Start Records provided
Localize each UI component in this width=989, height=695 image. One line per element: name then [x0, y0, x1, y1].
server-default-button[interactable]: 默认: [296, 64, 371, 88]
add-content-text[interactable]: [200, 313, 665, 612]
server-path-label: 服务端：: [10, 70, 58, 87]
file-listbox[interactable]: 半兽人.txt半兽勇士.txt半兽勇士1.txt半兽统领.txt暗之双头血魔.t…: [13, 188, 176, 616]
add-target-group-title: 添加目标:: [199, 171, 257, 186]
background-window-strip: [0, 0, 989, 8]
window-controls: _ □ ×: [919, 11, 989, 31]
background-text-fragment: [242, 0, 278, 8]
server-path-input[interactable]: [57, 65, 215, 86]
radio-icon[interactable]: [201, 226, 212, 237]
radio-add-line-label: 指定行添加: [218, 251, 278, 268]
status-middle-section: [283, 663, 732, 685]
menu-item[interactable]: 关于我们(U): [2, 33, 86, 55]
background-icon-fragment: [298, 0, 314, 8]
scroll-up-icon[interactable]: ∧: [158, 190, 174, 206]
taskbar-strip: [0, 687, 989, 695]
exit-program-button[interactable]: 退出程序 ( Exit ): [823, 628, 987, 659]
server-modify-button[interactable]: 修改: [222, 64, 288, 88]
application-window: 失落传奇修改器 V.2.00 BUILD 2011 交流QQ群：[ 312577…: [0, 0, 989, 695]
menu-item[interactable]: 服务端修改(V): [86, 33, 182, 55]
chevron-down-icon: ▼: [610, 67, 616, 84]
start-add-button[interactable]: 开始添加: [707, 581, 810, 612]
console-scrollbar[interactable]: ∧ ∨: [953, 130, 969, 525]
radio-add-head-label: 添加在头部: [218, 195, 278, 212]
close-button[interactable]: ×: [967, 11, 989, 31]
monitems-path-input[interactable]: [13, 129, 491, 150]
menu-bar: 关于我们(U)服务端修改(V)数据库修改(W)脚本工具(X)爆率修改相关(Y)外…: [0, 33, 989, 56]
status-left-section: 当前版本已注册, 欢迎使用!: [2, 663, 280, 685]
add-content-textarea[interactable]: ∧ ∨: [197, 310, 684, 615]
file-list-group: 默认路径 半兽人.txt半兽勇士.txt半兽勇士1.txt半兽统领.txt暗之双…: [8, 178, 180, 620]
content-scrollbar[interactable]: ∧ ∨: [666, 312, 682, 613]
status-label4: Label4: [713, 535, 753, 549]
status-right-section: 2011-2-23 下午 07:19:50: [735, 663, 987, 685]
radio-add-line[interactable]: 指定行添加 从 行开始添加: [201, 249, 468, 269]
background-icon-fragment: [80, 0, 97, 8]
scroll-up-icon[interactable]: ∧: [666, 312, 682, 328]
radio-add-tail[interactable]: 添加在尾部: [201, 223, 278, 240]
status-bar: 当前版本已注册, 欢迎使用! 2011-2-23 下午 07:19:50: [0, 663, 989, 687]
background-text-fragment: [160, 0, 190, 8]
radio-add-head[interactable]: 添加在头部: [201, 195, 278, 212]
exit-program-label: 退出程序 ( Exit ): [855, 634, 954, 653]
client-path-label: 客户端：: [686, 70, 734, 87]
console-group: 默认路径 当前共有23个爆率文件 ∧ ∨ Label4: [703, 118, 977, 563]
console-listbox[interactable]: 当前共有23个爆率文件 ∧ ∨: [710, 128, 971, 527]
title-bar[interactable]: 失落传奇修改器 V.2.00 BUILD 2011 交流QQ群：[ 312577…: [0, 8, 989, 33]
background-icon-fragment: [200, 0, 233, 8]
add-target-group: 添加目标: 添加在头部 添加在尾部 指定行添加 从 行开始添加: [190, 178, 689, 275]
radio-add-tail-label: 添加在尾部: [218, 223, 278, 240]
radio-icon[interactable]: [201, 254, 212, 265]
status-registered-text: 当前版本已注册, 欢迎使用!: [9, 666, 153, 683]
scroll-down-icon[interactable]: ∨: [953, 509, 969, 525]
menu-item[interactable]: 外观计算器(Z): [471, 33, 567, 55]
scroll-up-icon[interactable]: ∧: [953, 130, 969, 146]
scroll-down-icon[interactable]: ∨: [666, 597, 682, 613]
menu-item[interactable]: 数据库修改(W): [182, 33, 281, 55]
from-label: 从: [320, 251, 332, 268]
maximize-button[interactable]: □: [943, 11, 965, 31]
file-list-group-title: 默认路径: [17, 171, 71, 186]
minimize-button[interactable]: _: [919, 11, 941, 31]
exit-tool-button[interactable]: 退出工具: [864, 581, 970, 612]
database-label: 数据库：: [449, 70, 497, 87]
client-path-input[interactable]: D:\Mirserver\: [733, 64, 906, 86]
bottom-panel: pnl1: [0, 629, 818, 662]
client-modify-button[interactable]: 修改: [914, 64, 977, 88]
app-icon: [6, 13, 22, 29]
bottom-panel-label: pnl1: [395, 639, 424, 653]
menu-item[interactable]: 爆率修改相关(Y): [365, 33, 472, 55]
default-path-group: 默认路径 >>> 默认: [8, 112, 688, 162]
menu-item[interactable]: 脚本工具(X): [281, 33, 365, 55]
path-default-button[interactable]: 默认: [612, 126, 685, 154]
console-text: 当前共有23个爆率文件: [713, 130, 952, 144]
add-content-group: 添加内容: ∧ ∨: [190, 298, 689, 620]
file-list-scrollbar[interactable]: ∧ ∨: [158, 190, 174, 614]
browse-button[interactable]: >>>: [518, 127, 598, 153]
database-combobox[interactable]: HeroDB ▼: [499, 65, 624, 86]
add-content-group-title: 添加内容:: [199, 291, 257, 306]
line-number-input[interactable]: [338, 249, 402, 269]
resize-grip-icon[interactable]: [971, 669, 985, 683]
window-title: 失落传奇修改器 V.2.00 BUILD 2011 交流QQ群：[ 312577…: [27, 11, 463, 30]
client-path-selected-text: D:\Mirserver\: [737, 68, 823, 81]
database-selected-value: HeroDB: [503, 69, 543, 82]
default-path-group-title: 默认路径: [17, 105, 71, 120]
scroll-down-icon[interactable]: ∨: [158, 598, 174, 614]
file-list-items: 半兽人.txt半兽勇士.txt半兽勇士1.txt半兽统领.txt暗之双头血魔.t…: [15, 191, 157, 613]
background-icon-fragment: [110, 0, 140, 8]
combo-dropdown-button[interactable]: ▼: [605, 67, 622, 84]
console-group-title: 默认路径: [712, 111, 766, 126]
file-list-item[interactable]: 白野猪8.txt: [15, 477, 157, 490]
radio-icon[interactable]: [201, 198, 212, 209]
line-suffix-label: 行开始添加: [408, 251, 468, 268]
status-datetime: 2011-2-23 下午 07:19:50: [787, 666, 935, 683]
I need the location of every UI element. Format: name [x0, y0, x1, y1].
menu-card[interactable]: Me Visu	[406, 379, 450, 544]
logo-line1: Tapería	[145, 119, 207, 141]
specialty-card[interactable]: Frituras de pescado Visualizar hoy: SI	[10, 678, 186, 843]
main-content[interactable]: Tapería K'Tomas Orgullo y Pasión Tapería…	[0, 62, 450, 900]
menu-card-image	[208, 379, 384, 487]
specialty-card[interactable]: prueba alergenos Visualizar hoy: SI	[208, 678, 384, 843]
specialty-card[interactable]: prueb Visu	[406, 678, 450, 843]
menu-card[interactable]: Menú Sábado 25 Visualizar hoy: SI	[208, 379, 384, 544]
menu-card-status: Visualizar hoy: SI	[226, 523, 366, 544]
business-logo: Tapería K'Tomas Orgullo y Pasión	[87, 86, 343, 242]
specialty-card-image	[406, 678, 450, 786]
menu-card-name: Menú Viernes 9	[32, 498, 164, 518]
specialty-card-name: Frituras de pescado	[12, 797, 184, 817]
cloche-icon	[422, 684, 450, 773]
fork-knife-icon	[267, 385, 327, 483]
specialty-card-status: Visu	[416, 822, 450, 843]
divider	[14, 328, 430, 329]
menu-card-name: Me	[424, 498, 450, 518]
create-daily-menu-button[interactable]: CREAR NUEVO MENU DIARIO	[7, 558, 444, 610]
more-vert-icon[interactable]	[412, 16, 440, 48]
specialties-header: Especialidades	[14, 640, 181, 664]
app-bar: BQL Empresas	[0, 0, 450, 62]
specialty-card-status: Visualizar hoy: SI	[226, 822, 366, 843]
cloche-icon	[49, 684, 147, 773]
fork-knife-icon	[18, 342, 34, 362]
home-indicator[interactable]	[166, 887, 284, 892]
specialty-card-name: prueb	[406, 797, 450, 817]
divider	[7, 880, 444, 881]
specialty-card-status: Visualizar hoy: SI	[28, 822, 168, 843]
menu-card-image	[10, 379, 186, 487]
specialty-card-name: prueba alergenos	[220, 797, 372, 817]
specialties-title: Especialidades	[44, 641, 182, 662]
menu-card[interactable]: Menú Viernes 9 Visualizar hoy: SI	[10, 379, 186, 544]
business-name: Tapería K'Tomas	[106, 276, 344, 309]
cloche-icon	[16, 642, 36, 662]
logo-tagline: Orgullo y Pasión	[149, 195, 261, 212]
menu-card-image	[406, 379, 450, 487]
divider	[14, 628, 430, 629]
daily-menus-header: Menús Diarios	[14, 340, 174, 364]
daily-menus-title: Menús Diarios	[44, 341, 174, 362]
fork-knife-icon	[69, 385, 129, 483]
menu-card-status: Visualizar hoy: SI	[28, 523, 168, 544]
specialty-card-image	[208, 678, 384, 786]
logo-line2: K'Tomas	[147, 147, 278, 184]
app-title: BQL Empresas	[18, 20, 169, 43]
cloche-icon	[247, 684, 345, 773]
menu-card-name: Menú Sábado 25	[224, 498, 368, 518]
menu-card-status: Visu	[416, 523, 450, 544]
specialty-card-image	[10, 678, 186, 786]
End Records provided
Directions for this task —
Quote the items verbatim, starting with the first line and continuing through the line that contains "background-window-strip: [0, 0, 989, 8]", with both of those lines included.

Answer to this exercise —
Localize each UI component in this width=989, height=695 image. One line per element: name then [x0, y0, x1, y1].
server-default-button[interactable]: 默认: [296, 64, 371, 88]
add-content-text[interactable]: [200, 313, 665, 612]
server-path-label: 服务端：: [10, 70, 58, 87]
file-listbox[interactable]: 半兽人.txt半兽勇士.txt半兽勇士1.txt半兽统领.txt暗之双头血魔.t…: [13, 188, 176, 616]
add-target-group-title: 添加目标:: [199, 171, 257, 186]
background-window-strip: [0, 0, 989, 8]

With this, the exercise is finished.